═════ Dataset ═════

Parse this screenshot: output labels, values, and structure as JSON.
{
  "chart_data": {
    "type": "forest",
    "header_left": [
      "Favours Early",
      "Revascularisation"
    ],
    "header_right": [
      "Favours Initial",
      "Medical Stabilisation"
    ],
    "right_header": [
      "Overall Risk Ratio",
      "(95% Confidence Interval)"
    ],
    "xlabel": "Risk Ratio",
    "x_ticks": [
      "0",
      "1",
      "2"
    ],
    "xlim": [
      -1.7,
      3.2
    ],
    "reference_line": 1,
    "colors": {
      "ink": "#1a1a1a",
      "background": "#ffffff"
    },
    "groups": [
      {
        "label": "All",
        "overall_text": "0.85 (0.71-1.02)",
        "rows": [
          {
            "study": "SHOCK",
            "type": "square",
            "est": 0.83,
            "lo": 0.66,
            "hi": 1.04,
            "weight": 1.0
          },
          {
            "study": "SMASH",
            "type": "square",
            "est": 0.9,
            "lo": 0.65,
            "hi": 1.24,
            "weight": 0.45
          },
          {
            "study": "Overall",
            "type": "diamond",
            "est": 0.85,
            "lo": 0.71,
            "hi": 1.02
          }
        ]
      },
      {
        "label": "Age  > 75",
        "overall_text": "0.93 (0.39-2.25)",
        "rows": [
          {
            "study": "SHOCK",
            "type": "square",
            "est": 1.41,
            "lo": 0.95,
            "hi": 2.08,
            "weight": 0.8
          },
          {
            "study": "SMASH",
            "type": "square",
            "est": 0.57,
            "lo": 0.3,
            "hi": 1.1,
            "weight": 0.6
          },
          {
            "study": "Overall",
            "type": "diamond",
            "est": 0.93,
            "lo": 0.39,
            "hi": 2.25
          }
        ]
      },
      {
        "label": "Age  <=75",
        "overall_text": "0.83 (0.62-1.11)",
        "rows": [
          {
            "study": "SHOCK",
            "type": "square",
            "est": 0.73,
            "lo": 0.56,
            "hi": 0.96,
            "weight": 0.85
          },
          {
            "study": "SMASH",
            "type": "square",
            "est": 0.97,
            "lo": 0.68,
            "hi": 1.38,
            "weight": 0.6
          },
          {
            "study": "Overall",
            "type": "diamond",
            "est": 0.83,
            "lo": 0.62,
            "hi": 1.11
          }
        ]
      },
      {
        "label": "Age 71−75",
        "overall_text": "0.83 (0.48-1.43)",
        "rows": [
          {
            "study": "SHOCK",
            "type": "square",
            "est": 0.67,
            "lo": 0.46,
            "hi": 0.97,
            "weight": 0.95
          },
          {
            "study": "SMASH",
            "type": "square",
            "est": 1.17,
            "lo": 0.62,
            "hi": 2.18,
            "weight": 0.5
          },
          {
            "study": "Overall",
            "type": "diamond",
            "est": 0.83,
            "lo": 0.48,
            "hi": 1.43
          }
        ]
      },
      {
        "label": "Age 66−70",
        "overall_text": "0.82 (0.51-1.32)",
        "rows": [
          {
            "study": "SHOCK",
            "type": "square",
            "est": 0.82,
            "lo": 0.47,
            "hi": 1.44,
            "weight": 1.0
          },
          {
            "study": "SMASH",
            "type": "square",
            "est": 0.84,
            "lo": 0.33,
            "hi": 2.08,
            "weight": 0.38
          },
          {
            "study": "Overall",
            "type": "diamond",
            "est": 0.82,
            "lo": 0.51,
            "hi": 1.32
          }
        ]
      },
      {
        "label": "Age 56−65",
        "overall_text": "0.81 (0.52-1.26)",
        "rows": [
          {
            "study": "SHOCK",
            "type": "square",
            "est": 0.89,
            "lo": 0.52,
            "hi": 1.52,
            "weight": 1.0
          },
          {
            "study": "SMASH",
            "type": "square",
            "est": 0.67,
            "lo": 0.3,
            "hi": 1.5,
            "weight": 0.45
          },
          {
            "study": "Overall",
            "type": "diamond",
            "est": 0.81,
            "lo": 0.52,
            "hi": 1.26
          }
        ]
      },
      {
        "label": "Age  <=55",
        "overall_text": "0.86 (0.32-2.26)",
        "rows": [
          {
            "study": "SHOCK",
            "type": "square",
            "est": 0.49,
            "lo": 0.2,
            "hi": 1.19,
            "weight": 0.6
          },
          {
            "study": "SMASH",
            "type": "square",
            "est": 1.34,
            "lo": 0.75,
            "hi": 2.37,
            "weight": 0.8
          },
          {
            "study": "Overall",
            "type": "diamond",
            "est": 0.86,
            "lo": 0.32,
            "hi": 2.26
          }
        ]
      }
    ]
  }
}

═════

Check each line above for the word "Ratio" and say how many have it, with nothing else.

2